### WHAT YOU NEED TO DO
Only the number is wanted: how many lines of these entries contain the word "Hopkins"?

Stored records
• • •
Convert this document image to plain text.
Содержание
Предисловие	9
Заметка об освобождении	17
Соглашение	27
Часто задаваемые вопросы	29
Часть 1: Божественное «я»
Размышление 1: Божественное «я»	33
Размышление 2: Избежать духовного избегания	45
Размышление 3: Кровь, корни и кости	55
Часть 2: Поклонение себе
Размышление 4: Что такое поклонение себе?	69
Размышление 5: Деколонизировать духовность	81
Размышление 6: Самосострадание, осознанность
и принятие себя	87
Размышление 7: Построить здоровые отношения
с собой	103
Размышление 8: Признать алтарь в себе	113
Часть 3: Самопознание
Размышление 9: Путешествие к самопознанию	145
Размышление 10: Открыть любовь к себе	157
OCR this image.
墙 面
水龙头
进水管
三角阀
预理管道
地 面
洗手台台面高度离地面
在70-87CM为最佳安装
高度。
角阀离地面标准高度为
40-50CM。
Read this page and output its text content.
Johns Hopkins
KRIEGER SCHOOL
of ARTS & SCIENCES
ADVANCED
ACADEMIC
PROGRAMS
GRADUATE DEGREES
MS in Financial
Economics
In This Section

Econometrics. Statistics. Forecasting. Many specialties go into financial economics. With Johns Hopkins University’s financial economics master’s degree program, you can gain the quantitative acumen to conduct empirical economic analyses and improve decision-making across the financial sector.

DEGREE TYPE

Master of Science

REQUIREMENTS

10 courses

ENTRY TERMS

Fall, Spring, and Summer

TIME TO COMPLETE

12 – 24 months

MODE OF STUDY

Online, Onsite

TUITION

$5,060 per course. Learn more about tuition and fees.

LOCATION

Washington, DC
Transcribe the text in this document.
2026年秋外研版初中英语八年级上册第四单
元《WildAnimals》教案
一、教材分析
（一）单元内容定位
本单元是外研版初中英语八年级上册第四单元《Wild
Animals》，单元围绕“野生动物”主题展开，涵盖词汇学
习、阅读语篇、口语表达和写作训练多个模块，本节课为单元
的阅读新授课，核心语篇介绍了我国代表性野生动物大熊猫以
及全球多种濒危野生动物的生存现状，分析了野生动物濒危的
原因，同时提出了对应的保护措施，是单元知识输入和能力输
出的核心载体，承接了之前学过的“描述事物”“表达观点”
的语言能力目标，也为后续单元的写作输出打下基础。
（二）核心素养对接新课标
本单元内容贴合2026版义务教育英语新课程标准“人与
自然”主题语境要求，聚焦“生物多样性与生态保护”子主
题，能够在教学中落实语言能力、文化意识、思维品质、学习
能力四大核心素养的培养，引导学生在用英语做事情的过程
• • •
### TASK OUTPUT
2